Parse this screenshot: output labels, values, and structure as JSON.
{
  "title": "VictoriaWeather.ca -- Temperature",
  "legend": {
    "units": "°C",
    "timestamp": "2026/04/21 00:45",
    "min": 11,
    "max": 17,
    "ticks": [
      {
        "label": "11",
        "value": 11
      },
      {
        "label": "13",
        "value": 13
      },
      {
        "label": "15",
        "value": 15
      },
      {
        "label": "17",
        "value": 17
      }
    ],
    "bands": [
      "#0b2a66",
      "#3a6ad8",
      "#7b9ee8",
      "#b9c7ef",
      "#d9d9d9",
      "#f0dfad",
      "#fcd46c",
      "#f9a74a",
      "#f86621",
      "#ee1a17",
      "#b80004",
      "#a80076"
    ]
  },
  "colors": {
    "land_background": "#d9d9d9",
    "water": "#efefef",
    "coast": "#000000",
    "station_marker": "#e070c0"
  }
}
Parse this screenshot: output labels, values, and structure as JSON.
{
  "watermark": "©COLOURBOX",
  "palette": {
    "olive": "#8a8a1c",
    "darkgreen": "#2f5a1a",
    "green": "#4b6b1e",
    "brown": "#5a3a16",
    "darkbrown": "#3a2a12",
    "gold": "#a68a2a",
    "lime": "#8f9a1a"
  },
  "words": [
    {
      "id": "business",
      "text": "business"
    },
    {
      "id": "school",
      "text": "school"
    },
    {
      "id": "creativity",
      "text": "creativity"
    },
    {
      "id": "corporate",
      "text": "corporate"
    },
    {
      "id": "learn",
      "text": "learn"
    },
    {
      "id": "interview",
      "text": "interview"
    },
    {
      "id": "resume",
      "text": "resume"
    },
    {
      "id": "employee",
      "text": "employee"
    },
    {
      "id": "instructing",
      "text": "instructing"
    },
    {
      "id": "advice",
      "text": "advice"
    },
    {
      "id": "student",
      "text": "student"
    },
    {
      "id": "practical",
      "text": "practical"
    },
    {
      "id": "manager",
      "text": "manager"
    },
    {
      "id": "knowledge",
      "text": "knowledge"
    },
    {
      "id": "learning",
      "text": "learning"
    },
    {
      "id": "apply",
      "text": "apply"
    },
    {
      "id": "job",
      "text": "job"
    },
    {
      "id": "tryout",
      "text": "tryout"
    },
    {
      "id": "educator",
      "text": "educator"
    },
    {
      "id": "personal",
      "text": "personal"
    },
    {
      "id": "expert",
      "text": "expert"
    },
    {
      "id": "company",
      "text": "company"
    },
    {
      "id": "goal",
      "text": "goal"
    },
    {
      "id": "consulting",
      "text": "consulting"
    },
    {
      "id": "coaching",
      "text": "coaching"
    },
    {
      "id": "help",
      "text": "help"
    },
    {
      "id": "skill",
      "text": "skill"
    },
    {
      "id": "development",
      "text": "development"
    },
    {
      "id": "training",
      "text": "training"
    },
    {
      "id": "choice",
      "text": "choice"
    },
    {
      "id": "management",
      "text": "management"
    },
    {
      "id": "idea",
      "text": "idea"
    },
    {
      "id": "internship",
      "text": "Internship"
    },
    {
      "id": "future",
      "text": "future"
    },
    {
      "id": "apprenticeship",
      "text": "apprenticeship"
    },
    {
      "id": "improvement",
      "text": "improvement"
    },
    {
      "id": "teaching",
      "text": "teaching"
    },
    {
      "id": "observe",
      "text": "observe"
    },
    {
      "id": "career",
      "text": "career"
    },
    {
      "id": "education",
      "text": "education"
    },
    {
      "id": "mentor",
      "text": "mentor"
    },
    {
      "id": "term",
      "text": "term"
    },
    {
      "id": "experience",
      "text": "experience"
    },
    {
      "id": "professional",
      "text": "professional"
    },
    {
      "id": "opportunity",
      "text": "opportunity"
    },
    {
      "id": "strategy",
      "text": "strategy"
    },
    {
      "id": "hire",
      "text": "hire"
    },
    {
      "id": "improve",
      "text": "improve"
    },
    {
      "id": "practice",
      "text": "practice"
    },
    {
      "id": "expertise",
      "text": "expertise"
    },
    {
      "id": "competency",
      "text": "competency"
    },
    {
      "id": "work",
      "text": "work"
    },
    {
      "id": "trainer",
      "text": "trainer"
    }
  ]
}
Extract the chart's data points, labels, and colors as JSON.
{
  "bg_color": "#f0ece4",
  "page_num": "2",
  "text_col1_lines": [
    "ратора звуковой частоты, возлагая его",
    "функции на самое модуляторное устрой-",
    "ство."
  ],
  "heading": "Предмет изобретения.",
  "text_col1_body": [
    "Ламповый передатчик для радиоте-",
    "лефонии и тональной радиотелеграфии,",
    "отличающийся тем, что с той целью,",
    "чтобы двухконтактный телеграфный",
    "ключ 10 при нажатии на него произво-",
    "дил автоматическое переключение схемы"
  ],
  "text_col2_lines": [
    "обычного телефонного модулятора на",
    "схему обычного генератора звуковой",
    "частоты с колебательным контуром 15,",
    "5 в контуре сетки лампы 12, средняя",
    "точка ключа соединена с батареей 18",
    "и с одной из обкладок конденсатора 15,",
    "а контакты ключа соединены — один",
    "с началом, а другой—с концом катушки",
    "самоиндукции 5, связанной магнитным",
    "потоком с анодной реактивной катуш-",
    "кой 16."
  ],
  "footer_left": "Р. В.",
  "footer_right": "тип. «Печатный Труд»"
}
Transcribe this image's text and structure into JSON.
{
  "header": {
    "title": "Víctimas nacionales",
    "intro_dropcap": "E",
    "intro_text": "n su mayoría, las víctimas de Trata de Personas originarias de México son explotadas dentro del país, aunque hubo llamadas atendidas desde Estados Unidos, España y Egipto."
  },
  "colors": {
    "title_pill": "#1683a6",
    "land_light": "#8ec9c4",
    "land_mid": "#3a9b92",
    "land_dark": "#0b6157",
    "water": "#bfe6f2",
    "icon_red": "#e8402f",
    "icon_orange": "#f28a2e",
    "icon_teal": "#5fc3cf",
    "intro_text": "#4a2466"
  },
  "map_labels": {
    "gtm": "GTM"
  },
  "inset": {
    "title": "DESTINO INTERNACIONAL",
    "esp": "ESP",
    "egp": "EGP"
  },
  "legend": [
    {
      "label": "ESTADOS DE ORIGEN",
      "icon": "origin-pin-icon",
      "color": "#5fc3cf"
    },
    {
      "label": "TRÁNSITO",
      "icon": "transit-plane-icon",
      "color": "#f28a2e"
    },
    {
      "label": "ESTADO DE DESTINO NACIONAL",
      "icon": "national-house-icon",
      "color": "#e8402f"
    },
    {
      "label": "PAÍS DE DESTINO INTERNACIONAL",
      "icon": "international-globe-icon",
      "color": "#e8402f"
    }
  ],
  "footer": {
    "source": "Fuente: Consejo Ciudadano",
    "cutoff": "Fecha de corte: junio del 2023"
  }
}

*Task prompt*. Set down the material above again, word for word.

*Solution to the exercise*.
Parse this screenshot: output labels, values, and structure as JSON.
{
  "title": "VictoriaWeather.ca -- Temperature",
  "legend": {
    "units": "°C",
    "timestamp": "2026/04/21 00:45",
    "min": 11,
    "max": 17,
    "ticks": [
      {
        "label": "11",
        "value": 11
      },
      {
        "label": "13",
        "value": 13
      },
      {
        "label": "15",
        "value": 15
      },
      {
        "label": "17",
        "value": 17
      }
    ],
    "bands": [
      "#0b2a66",
      "#3a6ad8",
      "#7b9ee8",
      "#b9c7ef",
      "#d9d9d9",
      "#f0dfad",
      "#fcd46c",
      "#f9a74a",
      "#f86621",
      "#ee1a17",
      "#b80004",
      "#a80076"
    ]
  },
  "colors": {
    "land_background": "#d9d9d9",
    "water": "#efefef",
    "coast": "#000000",
    "station_marker": "#e070c0"
  }
}
Parse this screenshot: output labels, values, and structure as JSON.
{
  "watermark": "©COLOURBOX",
  "palette": {
    "olive": "#8a8a1c",
    "darkgreen": "#2f5a1a",
    "green": "#4b6b1e",
    "brown": "#5a3a16",
    "darkbrown": "#3a2a12",
    "gold": "#a68a2a",
    "lime": "#8f9a1a"
  },
  "words": [
    {
      "id": "business",
      "text": "business"
    },
    {
      "id": "school",
      "text": "school"
    },
    {
      "id": "creativity",
      "text": "creativity"
    },
    {
      "id": "corporate",
      "text": "corporate"
    },
    {
      "id": "learn",
      "text": "learn"
    },
    {
      "id": "interview",
      "text": "interview"
    },
    {
      "id": "resume",
      "text": "resume"
    },
    {
      "id": "employee",
      "text": "employee"
    },
    {
      "id": "instructing",
      "text": "instructing"
    },
    {
      "id": "advice",
      "text": "advice"
    },
    {
      "id": "student",
      "text": "student"
    },
    {
      "id": "practical",
      "text": "practical"
    },
    {
      "id": "manager",
      "text": "manager"
    },
    {
      "id": "knowledge",
      "text": "knowledge"
    },
    {
      "id": "learning",
      "text": "learning"
    },
    {
      "id": "apply",
      "text": "apply"
    },
    {
      "id": "job",
      "text": "job"
    },
    {
      "id": "tryout",
      "text": "tryout"
    },
    {
      "id": "educator",
      "text": "educator"
    },
    {
      "id": "personal",
      "text": "personal"
    },
    {
      "id": "expert",
      "text": "expert"
    },
    {
      "id": "company",
      "text": "company"
    },
    {
      "id": "goal",
      "text": "goal"
    },
    {
      "id": "consulting",
      "text": "consulting"
    },
    {
      "id": "coaching",
      "text": "coaching"
    },
    {
      "id": "help",
      "text": "help"
    },
    {
      "id": "skill",
      "text": "skill"
    },
    {
      "id": "development",
      "text": "development"
    },
    {
      "id": "training",
      "text": "training"
    },
    {
      "id": "choice",
      "text": "choice"
    },
    {
      "id": "management",
      "text": "management"
    },
    {
      "id": "idea",
      "text": "idea"
    },
    {
      "id": "internship",
      "text": "Internship"
    },
    {
      "id": "future",
      "text": "future"
    },
    {
      "id": "apprenticeship",
      "text": "apprenticeship"
    },
    {
      "id": "improvement",
      "text": "improvement"
    },
    {
      "id": "teaching",
      "text": "teaching"
    },
    {
      "id": "observe",
      "text": "observe"
    },
    {
      "id": "career",
      "text": "career"
    },
    {
      "id": "education",
      "text": "education"
    },
    {
      "id": "mentor",
      "text": "mentor"
    },
    {
      "id": "term",
      "text": "term"
    },
    {
      "id": "experience",
      "text": "experience"
    },
    {
      "id": "professional",
      "text": "professional"
    },
    {
      "id": "opportunity",
      "text": "opportunity"
    },
    {
      "id": "strategy",
      "text": "strategy"
    },
    {
      "id": "hire",
      "text": "hire"
    },
    {
      "id": "improve",
      "text": "improve"
    },
    {
      "id": "practice",
      "text": "practice"
    },
    {
      "id": "expertise",
      "text": "expertise"
    },
    {
      "id": "competency",
      "text": "competency"
    },
    {
      "id": "work",
      "text": "work"
    },
    {
      "id": "trainer",
      "text": "trainer"
    }
  ]
}
Extract the chart's data points, labels, and colors as JSON.
{
  "bg_color": "#f0ece4",
  "page_num": "2",
  "text_col1_lines": [
    "ратора звуковой частоты, возлагая его",
    "функции на самое модуляторное устрой-",
    "ство."
  ],
  "heading": "Предмет изобретения.",
  "text_col1_body": [
    "Ламповый передатчик для радиоте-",
    "лефонии и тональной радиотелеграфии,",
    "отличающийся тем, что с той целью,",
    "чтобы двухконтактный телеграфный",
    "ключ 10 при нажатии на него произво-",
    "дил автоматическое переключение схемы"
  ],
  "text_col2_lines": [
    "обычного телефонного модулятора на",
    "схему обычного генератора звуковой",
    "частоты с колебательным контуром 15,",
    "5 в контуре сетки лампы 12, средняя",
    "точка ключа соединена с батареей 18",
    "и с одной из обкладок конденсатора 15,",
    "а контакты ключа соединены — один",
    "с началом, а другой—с концом катушки",
    "самоиндукции 5, связанной магнитным",
    "потоком с анодной реактивной катуш-",
    "кой 16."
  ],
  "footer_left": "Р. В.",
  "footer_right": "тип. «Печатный Труд»"
}
Transcribe this image's text and structure into JSON.
{
  "header": {
    "title": "Víctimas nacionales",
    "intro_dropcap": "E",
    "intro_text": "n su mayoría, las víctimas de Trata de Personas originarias de México son explotadas dentro del país, aunque hubo llamadas atendidas desde Estados Unidos, España y Egipto."
  },
  "colors": {
    "title_pill": "#1683a6",
    "land_light": "#8ec9c4",
    "land_mid": "#3a9b92",
    "land_dark": "#0b6157",
    "water": "#bfe6f2",
    "icon_red": "#e8402f",
    "icon_orange": "#f28a2e",
    "icon_teal": "#5fc3cf",
    "intro_text": "#4a2466"
  },
  "map_labels": {
    "gtm": "GTM"
  },
  "inset": {
    "title": "DESTINO INTERNACIONAL",
    "esp": "ESP",
    "egp": "EGP"
  },
  "legend": [
    {
      "label": "ESTADOS DE ORIGEN",
      "icon": "origin-pin-icon",
      "color": "#5fc3cf"
    },
    {
      "label": "TRÁNSITO",
      "icon": "transit-plane-icon",
      "color": "#f28a2e"
    },
    {
      "label": "ESTADO DE DESTINO NACIONAL",
      "icon": "national-house-icon",
      "color": "#e8402f"
    },
    {
      "label": "PAÍS DE DESTINO INTERNACIONAL",
      "icon": "international-globe-icon",
      "color": "#e8402f"
    }
  ],
  "footer": {
    "source": "Fuente: Consejo Ciudadano",
    "cutoff": "Fecha de corte: junio del 2023"
  }
}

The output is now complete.